PROBLEM: Using the records below, count the lines with "this" in them. Give the number only.
***** EXERCISE INPUT
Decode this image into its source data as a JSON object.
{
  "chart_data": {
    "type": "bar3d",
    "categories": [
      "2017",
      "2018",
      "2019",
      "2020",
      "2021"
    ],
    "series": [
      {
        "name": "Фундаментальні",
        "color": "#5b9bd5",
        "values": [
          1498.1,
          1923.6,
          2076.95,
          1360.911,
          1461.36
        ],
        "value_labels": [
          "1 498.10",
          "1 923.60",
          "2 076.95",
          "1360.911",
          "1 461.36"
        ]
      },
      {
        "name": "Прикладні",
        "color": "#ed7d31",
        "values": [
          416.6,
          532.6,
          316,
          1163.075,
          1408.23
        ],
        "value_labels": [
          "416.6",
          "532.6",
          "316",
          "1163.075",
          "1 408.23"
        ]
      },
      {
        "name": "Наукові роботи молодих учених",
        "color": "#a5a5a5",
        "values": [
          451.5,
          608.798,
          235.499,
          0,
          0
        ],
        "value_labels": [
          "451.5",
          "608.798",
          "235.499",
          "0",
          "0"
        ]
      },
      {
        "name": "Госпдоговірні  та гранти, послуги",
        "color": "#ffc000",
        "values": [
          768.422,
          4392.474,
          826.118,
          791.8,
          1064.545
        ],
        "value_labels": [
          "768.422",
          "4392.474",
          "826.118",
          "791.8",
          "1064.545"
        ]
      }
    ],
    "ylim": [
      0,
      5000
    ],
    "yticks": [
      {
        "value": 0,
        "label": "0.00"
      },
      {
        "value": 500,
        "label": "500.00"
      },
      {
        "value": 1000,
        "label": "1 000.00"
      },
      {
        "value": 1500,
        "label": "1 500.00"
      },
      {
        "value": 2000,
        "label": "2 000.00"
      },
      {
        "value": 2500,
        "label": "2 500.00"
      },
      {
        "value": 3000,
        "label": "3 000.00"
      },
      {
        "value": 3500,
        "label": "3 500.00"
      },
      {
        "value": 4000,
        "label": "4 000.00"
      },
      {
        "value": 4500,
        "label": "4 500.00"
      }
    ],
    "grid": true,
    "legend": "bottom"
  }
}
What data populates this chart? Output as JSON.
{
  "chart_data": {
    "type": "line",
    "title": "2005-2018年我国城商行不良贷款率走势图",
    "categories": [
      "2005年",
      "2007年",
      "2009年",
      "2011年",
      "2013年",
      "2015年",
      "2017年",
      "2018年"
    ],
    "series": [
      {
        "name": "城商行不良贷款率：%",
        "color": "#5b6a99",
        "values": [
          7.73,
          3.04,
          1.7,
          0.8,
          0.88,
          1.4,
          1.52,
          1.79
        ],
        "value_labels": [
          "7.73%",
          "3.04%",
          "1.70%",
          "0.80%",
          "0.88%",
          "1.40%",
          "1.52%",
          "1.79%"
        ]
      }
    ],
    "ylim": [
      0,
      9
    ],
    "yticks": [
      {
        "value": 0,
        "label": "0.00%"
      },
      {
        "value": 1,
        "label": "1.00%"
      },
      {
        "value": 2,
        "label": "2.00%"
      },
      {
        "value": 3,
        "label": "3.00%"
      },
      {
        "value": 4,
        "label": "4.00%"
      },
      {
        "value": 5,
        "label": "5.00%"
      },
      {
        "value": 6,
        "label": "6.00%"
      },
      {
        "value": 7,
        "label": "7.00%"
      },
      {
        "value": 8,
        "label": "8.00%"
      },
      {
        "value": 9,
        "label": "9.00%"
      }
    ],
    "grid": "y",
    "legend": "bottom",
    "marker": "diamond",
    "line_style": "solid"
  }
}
**********
COMPLETE OUTPUT: 2